____ Material for this task

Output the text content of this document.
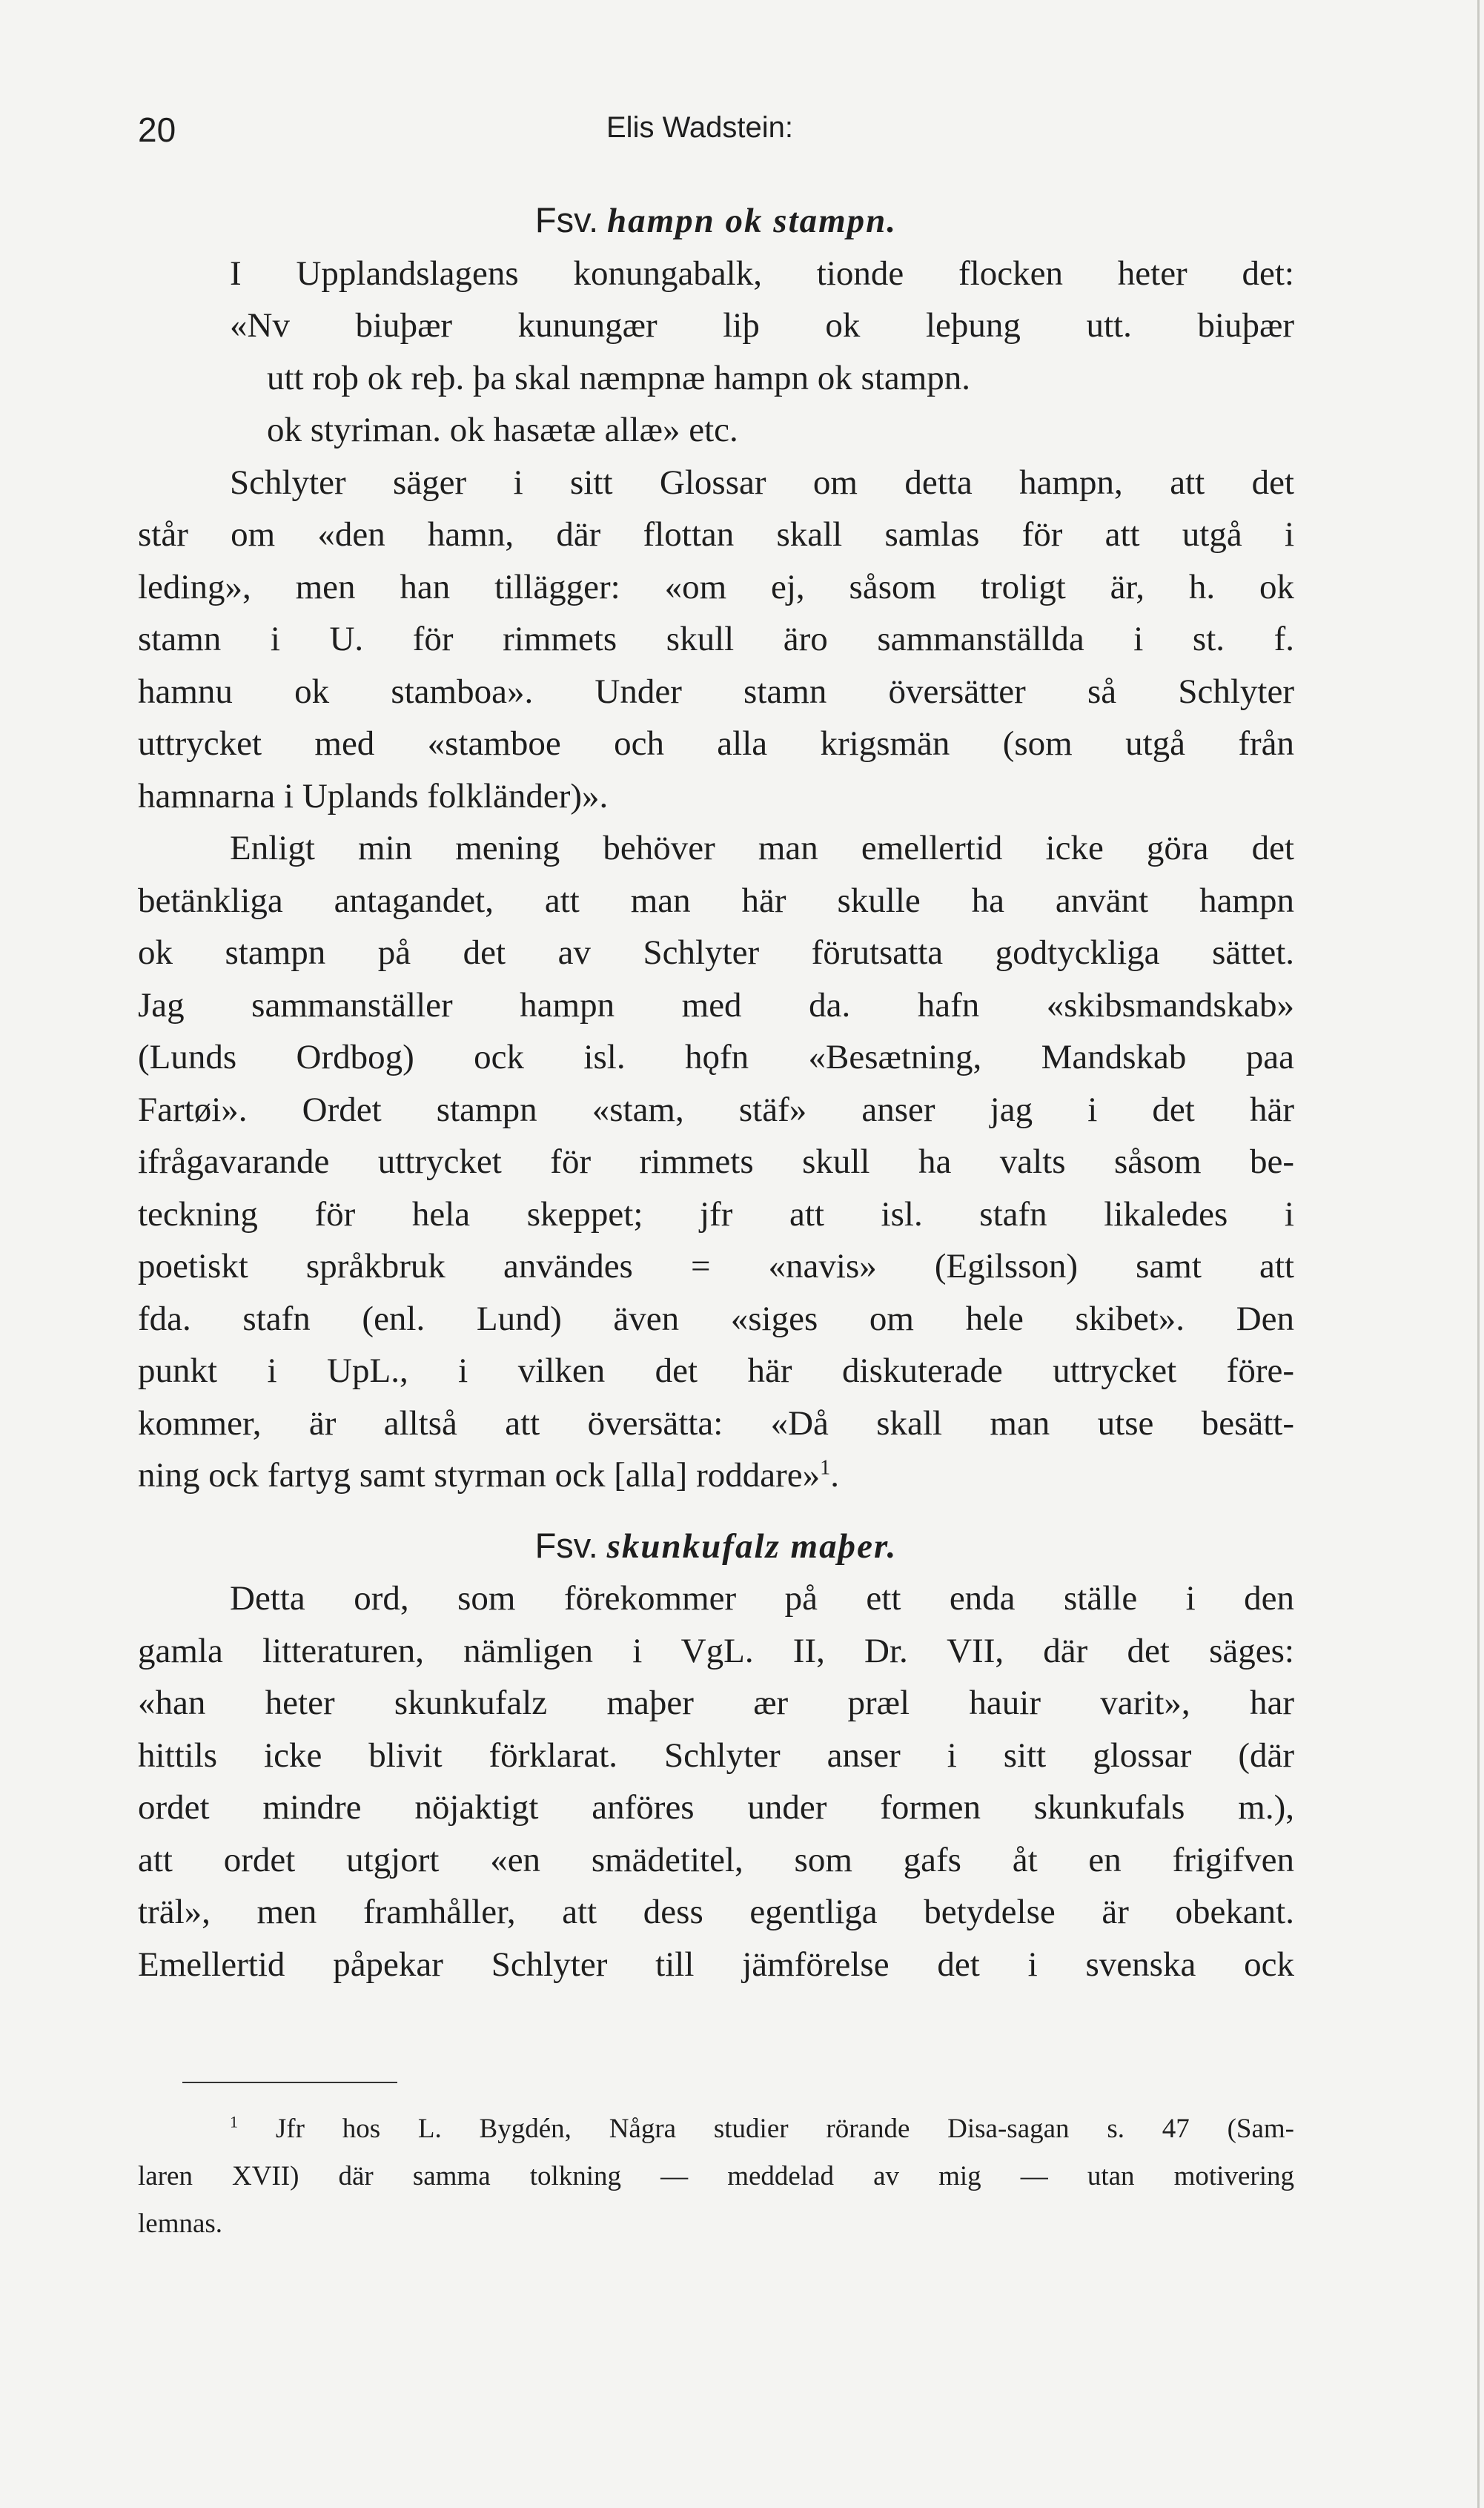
20	Elis Wadstein:

Fsv. hampn ok stampn.

I Upplandslagens konungabalk, tionde flocken heter det:
«Nv biuþær kunungær liþ ok leþung utt. biuþær
utt roþ ok reþ. þa skal næmpnæ hampn ok stampn.
ok styriman. ok hasætæ allæ» etc.
Schlyter säger i sitt Glossar om detta hampn, att det
står om «den hamn, där flottan skall samlas för att utgå i
leding», men han tillägger: «om ej, såsom troligt är, h. ok
stamn i U. för rimmets skull äro sammanställda i st. f.
hamnu ok stamboa». Under stamn översätter så Schlyter
uttrycket med «stamboe och alla krigsmän (som utgå från
hamnarna i Uplands folkländer)».
Enligt min mening behöver man emellertid icke göra det
betänkliga antagandet, att man här skulle ha använt hampn
ok stampn på det av Schlyter förutsatta godtyckliga sättet.
Jag sammanställer hampn med da. hafn «skibsmandskab»
(Lunds Ordbog) ock isl. hǫfn «Besætning, Mandskab paa
Fartøi». Ordet stampn «stam, stäf» anser jag i det här
ifrågavarande uttrycket för rimmets skull ha valts såsom be-
teckning för hela skeppet; jfr att isl. stafn likaledes i
poetiskt språkbruk användes = «navis» (Egilsson) samt att
fda. stafn (enl. Lund) även «siges om hele skibet». Den
punkt i UpL., i vilken det här diskuterade uttrycket före-
kommer, är alltså att översätta: «Då skall man utse besätt-
ning ock fartyg samt styrman ock [alla] roddare»$^1$.

Fsv. skunkufalz maþer.

Detta ord, som förekommer på ett enda ställe i den
gamla litteraturen, nämligen i VgL. II, Dr. VII, där det säges:
«han heter skunkufalz maþer ær præl hauir varit», har
hittils icke blivit förklarat. Schlyter anser i sitt glossar (där
ordet mindre nöjaktigt anföres under formen skunkufals m.),
att ordet utgjort «en smädetitel, som gafs åt en frigifven
träl», men framhåller, att dess egentliga betydelse är obekant.
Emellertid påpekar Schlyter till jämförelse det i svenska ock
$^1$ Jfr hos L. Bygdén, Några studier rörande Disa-sagan s. 47 (Sam-
laren XVII) där samma tolkning — meddelad av mig — utan motivering
lemnas.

________

What needs to be done:
Reproduce all entries without any change, and omit the pictures.

Result of the exercise:
Output the text content of this document.
20	Elis Wadstein:

Fsv. hampn ok stampn.

I Upplandslagens konungabalk, tionde flocken heter det:
«Nv biuþær kunungær liþ ok leþung utt. biuþær
utt roþ ok reþ. þa skal næmpnæ hampn ok stampn.
ok styriman. ok hasætæ allæ» etc.
Schlyter säger i sitt Glossar om detta hampn, att det
står om «den hamn, där flottan skall samlas för att utgå i
leding», men han tillägger: «om ej, såsom troligt är, h. ok
stamn i U. för rimmets skull äro sammanställda i st. f.
hamnu ok stamboa». Under stamn översätter så Schlyter
uttrycket med «stamboe och alla krigsmän (som utgå från
hamnarna i Uplands folkländer)».
Enligt min mening behöver man emellertid icke göra det
betänkliga antagandet, att man här skulle ha använt hampn
ok stampn på det av Schlyter förutsatta godtyckliga sättet.
Jag sammanställer hampn med da. hafn «skibsmandskab»
(Lunds Ordbog) ock isl. hǫfn «Besætning, Mandskab paa
Fartøi». Ordet stampn «stam, stäf» anser jag i det här
ifrågavarande uttrycket för rimmets skull ha valts såsom be-
teckning för hela skeppet; jfr att isl. stafn likaledes i
poetiskt språkbruk användes = «navis» (Egilsson) samt att
fda. stafn (enl. Lund) även «siges om hele skibet». Den
punkt i UpL., i vilken det här diskuterade uttrycket före-
kommer, är alltså att översätta: «Då skall man utse besätt-
ning ock fartyg samt styrman ock [alla] roddare»$^1$.

Fsv. skunkufalz maþer.

Detta ord, som förekommer på ett enda ställe i den
gamla litteraturen, nämligen i VgL. II, Dr. VII, där det säges:
«han heter skunkufalz maþer ær præl hauir varit», har
hittils icke blivit förklarat. Schlyter anser i sitt glossar (där
ordet mindre nöjaktigt anföres under formen skunkufals m.),
att ordet utgjort «en smädetitel, som gafs åt en frigifven
träl», men framhåller, att dess egentliga betydelse är obekant.
Emellertid påpekar Schlyter till jämförelse det i svenska ock
$^1$ Jfr hos L. Bygdén, Några studier rörande Disa-sagan s. 47 (Sam-
laren XVII) där samma tolkning — meddelad av mig — utan motivering
lemnas.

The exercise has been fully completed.